Records from a collection of figures
---
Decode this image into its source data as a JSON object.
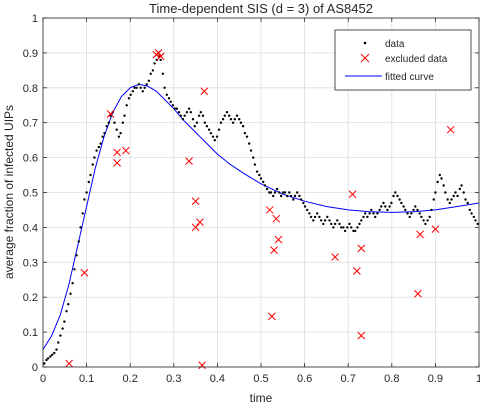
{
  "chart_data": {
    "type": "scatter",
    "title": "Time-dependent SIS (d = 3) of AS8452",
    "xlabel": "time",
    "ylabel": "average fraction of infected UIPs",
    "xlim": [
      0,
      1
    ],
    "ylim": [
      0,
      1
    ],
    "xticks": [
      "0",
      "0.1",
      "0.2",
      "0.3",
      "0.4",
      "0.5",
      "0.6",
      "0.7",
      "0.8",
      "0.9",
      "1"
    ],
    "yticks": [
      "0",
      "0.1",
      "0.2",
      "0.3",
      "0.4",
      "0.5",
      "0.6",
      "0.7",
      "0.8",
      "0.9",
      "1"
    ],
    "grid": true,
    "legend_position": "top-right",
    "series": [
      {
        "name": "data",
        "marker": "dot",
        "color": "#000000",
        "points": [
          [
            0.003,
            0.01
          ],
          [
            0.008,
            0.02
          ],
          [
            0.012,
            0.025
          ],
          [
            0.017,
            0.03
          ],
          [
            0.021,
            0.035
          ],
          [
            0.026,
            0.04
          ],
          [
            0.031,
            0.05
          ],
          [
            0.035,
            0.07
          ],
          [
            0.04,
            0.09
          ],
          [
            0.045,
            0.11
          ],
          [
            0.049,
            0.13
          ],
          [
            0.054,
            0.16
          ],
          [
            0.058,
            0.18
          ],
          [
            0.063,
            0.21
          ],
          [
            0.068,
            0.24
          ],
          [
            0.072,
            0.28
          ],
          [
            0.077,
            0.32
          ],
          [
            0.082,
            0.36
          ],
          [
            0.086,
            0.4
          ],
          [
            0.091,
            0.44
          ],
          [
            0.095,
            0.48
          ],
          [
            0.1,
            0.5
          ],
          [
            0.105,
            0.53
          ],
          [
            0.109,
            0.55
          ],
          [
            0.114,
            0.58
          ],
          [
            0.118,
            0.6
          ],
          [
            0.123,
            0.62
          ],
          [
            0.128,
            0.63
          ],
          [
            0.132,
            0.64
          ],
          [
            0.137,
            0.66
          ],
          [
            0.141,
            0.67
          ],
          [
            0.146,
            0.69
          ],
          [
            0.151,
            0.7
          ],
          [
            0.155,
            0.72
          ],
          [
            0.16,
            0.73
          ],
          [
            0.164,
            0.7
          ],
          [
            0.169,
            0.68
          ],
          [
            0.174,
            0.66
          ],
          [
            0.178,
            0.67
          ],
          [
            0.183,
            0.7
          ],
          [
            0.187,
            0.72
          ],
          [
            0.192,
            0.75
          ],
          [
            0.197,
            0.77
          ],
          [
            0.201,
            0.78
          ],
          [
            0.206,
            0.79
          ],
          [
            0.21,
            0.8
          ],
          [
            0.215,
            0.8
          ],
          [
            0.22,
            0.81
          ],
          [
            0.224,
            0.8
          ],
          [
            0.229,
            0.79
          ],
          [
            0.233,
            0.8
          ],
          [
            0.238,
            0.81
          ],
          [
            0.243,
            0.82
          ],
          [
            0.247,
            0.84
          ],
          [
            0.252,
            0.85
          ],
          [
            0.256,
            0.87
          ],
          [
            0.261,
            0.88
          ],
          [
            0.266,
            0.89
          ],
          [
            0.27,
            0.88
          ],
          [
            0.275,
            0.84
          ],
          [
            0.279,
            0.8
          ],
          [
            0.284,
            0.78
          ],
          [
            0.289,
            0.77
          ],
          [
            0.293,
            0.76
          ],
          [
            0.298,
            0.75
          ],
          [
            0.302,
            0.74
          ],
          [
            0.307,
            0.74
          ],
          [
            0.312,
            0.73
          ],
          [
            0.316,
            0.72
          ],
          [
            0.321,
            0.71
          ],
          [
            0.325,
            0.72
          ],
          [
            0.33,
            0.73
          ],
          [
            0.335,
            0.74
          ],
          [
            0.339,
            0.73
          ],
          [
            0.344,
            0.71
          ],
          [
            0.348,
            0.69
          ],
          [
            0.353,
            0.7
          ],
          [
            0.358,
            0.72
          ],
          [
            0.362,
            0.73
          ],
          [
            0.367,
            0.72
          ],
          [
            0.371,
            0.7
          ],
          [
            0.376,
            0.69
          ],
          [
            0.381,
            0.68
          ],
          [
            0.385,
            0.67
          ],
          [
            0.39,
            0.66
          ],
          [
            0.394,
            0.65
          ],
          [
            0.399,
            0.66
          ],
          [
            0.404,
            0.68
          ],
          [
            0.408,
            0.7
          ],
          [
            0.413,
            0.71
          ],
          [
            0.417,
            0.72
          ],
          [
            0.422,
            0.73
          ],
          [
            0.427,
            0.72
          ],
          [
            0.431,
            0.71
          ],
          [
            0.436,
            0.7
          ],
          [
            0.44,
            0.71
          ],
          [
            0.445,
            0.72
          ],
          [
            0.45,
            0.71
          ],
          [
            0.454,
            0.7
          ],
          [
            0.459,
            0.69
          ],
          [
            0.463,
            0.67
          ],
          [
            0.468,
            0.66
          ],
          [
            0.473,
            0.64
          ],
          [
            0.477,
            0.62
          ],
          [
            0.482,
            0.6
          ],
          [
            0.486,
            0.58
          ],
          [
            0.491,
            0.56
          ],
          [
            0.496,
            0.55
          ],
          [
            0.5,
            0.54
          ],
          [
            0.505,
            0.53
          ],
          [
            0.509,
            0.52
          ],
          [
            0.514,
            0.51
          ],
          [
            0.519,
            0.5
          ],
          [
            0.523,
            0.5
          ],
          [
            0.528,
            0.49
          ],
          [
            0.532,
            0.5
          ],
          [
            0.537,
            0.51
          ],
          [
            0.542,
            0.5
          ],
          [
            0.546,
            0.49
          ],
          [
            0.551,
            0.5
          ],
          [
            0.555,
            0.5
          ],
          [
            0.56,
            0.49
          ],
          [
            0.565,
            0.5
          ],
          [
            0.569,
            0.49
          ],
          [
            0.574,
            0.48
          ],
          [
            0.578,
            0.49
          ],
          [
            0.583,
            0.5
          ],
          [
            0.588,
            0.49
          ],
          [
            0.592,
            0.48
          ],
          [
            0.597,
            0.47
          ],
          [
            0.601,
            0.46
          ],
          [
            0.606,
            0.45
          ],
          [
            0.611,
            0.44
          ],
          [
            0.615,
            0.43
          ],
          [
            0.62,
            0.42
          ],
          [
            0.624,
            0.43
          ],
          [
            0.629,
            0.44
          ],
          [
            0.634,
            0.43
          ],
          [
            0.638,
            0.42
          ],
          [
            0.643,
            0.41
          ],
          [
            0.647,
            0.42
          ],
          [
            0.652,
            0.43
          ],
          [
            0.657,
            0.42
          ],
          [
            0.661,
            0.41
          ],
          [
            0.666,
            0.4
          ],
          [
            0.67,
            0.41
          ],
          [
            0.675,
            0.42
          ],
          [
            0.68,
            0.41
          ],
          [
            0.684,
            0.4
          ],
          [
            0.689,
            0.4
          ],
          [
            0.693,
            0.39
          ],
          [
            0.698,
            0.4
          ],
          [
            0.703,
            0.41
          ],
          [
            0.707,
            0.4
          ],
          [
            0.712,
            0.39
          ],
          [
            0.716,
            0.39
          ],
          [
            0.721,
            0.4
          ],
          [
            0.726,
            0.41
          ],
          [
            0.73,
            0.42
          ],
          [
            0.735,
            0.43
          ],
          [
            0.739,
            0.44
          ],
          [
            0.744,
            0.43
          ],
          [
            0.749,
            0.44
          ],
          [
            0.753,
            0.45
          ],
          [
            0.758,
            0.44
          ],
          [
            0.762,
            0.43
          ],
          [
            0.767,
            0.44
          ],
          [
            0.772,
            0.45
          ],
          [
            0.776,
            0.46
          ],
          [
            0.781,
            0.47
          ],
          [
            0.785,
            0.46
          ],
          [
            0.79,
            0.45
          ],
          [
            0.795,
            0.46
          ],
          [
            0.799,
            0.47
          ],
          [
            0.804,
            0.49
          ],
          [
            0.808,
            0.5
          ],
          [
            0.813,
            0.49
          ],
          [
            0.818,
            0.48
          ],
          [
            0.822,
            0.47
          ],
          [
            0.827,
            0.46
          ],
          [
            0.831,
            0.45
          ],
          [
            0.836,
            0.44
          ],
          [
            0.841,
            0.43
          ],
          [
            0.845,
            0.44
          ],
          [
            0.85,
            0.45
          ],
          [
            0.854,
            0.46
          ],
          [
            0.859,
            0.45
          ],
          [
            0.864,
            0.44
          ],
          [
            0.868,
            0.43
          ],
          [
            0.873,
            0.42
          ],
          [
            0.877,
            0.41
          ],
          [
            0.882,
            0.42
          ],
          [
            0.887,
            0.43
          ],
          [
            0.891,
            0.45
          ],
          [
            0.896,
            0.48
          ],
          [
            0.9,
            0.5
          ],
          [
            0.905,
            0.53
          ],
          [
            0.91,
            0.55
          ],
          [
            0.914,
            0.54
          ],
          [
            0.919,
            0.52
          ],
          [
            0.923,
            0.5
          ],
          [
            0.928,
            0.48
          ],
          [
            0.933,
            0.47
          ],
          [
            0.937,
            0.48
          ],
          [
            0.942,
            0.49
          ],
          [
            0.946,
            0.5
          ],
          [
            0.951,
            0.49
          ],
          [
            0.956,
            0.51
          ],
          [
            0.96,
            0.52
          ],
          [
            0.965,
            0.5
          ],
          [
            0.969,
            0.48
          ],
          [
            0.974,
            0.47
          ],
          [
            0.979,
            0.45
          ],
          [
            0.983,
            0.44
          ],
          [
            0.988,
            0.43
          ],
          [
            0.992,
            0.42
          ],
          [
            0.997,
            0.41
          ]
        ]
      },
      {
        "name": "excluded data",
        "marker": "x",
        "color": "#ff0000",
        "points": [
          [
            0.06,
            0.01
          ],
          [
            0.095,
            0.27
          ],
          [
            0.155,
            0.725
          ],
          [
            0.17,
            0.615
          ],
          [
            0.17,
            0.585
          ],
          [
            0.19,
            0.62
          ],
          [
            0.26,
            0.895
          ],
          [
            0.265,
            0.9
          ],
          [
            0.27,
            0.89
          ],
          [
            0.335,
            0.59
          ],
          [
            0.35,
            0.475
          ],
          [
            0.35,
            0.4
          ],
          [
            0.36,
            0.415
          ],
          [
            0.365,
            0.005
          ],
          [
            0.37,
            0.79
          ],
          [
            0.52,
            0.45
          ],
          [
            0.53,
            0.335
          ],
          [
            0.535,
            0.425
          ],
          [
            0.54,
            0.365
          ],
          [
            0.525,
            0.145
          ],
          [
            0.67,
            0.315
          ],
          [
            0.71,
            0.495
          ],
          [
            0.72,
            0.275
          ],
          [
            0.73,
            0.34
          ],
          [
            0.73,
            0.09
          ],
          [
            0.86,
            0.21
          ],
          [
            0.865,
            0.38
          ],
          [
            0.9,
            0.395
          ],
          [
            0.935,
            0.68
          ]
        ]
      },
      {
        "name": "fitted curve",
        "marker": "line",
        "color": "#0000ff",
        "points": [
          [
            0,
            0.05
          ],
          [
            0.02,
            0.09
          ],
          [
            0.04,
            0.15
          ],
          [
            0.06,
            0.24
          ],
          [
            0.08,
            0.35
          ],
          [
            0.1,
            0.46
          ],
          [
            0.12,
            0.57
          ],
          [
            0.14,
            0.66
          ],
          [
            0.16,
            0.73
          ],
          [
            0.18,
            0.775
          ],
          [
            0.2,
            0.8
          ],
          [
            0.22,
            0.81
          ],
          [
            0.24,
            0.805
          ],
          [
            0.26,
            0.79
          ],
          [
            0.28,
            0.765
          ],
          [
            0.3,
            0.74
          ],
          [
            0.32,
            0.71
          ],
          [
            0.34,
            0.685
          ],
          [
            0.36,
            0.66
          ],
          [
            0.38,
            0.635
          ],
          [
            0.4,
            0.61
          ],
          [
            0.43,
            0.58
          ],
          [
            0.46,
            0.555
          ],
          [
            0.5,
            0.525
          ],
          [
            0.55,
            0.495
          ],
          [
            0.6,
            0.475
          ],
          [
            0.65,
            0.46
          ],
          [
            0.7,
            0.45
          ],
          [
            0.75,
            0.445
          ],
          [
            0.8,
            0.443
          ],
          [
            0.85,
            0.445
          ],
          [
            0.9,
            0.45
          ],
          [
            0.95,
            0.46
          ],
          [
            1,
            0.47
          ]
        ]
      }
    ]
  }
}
---
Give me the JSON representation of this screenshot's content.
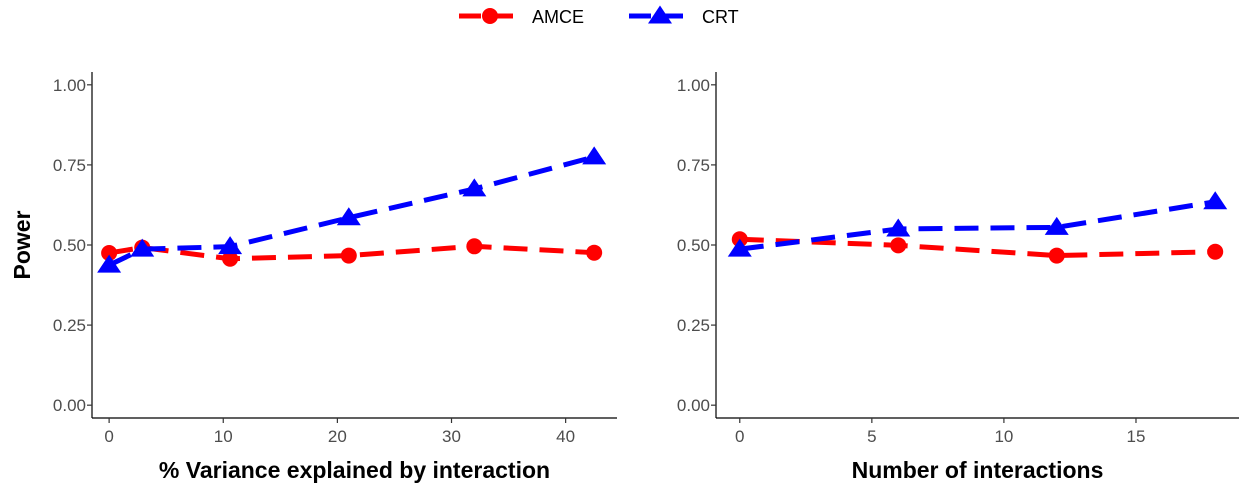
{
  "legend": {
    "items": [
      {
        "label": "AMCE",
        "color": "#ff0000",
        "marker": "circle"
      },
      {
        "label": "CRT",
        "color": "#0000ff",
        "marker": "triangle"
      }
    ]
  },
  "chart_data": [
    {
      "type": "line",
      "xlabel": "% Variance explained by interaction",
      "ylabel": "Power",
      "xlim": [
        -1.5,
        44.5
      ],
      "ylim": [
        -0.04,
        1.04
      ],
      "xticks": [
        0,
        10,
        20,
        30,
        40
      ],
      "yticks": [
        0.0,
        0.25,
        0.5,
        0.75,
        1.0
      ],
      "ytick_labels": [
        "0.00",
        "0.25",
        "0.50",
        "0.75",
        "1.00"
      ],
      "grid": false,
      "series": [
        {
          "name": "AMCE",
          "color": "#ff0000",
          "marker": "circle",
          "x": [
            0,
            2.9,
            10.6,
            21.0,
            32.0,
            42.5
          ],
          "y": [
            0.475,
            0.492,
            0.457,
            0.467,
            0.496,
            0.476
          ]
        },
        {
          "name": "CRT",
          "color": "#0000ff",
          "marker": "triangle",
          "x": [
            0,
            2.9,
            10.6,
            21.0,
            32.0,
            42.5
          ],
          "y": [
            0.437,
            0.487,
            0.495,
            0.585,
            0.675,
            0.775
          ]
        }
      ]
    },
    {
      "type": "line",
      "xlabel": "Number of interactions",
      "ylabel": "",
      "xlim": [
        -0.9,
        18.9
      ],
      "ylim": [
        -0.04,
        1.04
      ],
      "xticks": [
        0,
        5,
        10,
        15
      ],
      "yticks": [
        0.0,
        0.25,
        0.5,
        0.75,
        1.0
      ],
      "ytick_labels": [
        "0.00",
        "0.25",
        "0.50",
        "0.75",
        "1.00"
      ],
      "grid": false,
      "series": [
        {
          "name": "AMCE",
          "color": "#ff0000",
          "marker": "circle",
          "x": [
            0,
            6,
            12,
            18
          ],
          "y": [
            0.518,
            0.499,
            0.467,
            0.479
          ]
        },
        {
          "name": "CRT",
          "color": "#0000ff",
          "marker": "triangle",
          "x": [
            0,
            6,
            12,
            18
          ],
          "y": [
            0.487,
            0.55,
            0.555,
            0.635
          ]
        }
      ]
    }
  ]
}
---
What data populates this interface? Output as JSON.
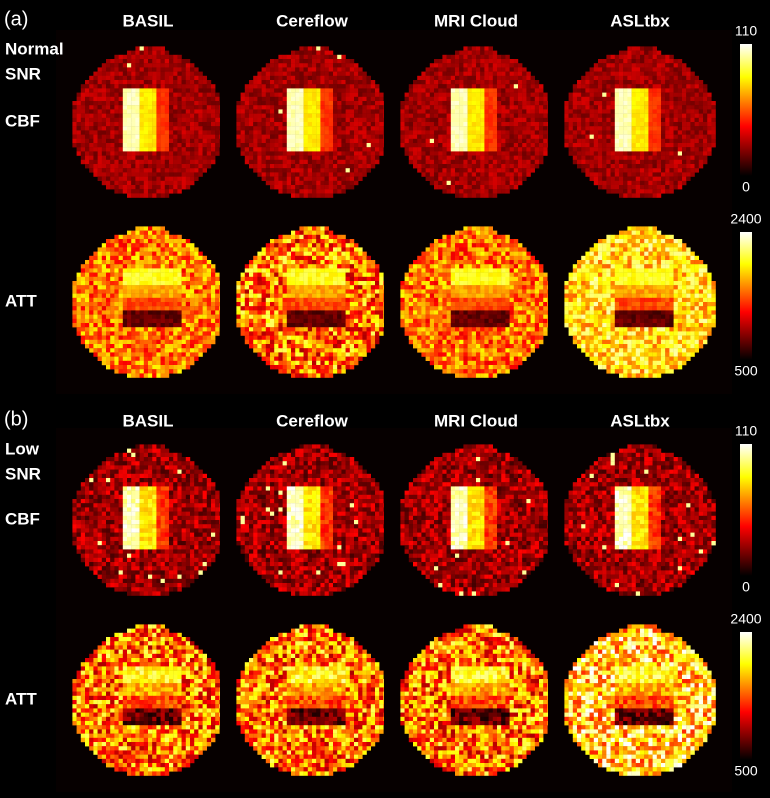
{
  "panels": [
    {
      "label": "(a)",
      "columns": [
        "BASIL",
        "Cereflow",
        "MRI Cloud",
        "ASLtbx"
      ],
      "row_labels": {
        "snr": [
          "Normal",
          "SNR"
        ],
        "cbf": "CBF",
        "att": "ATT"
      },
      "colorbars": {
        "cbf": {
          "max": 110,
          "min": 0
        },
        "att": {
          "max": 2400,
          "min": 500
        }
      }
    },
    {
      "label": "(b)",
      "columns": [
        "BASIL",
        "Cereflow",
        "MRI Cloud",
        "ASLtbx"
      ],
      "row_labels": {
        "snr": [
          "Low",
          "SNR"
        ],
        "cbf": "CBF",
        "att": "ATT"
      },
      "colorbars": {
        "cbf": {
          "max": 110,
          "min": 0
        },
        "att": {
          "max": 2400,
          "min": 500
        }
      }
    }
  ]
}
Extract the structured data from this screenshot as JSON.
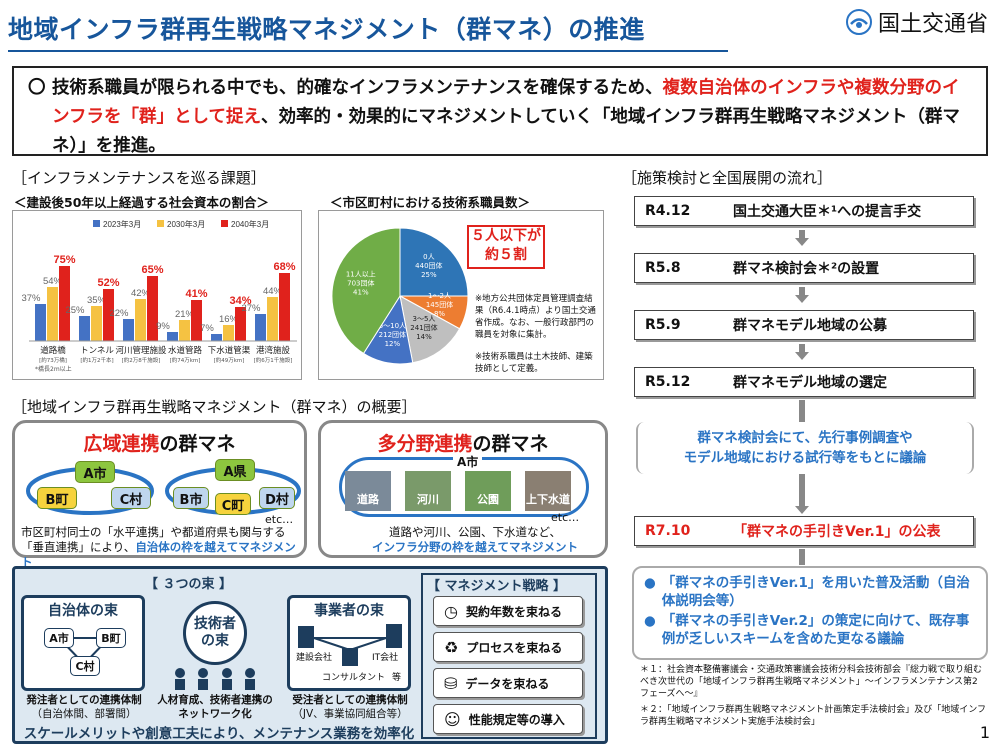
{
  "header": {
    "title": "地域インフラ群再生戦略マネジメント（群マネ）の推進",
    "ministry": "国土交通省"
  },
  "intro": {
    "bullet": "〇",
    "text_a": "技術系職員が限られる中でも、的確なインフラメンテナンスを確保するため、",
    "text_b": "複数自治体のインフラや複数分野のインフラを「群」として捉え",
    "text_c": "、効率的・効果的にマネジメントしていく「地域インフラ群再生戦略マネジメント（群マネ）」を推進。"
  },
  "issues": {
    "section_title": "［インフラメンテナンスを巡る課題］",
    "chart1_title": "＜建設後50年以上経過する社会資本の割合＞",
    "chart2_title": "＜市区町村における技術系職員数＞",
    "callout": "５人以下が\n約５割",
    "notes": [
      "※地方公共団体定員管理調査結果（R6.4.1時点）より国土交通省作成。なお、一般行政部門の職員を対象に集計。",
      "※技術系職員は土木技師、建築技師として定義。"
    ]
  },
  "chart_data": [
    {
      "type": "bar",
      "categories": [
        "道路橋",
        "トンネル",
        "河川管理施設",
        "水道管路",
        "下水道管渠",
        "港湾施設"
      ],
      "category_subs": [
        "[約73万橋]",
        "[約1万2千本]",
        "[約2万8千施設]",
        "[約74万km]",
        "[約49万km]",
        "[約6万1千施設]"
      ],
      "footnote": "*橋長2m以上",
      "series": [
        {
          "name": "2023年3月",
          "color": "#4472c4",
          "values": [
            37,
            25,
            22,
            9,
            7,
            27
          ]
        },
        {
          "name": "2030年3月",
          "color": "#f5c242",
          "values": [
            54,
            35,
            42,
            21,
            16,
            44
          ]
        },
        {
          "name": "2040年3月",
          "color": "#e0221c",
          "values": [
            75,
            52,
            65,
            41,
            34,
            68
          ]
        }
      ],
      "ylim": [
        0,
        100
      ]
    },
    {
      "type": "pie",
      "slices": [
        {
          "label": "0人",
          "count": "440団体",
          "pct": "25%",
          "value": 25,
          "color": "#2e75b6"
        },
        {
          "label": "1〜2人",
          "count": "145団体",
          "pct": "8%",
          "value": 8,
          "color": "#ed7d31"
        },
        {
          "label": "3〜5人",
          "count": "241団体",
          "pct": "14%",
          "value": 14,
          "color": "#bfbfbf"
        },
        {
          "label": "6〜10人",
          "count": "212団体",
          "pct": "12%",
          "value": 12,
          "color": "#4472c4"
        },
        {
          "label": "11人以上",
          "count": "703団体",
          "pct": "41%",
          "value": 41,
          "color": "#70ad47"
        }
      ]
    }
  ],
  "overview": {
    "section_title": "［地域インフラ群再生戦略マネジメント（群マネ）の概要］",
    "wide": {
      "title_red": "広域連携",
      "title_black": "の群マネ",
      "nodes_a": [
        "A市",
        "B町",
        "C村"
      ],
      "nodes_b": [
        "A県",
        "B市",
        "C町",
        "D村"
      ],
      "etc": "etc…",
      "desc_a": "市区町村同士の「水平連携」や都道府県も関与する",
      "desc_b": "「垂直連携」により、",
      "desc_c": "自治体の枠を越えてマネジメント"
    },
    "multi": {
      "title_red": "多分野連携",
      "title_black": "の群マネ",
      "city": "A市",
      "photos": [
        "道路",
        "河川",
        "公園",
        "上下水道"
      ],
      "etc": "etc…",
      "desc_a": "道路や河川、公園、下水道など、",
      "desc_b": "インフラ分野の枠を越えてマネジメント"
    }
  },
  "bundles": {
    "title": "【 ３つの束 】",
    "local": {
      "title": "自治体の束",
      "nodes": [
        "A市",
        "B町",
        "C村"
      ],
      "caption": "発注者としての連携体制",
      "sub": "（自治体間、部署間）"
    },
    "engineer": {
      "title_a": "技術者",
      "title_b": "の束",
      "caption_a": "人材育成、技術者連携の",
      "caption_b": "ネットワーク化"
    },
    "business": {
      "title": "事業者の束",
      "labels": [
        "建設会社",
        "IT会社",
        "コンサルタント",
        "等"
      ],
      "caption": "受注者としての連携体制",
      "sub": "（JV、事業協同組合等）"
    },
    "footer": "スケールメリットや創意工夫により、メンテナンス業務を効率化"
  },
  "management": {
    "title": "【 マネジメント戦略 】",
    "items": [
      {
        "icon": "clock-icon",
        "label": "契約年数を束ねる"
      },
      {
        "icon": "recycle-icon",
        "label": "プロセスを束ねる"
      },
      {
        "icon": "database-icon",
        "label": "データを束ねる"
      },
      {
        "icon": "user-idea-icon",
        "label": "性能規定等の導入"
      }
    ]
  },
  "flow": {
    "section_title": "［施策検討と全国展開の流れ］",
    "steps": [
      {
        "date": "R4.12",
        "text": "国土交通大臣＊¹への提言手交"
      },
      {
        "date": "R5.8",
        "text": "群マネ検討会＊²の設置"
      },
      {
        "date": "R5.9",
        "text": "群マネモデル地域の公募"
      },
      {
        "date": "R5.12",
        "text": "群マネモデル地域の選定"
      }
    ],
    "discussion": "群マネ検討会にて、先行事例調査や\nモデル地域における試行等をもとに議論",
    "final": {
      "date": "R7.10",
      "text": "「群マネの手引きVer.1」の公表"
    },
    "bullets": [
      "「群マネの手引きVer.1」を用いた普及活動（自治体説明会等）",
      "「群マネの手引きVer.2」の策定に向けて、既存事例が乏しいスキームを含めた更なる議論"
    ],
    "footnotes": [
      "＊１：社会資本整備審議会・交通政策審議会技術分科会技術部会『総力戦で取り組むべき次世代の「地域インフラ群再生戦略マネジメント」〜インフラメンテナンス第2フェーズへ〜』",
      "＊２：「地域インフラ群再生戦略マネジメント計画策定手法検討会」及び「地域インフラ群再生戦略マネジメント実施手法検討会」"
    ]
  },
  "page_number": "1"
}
---
WORK REQUIRED:
Each line containing "screenshot" counts once; state the total number of such lines and nothing else.

WRITTEN SOLUTION:
2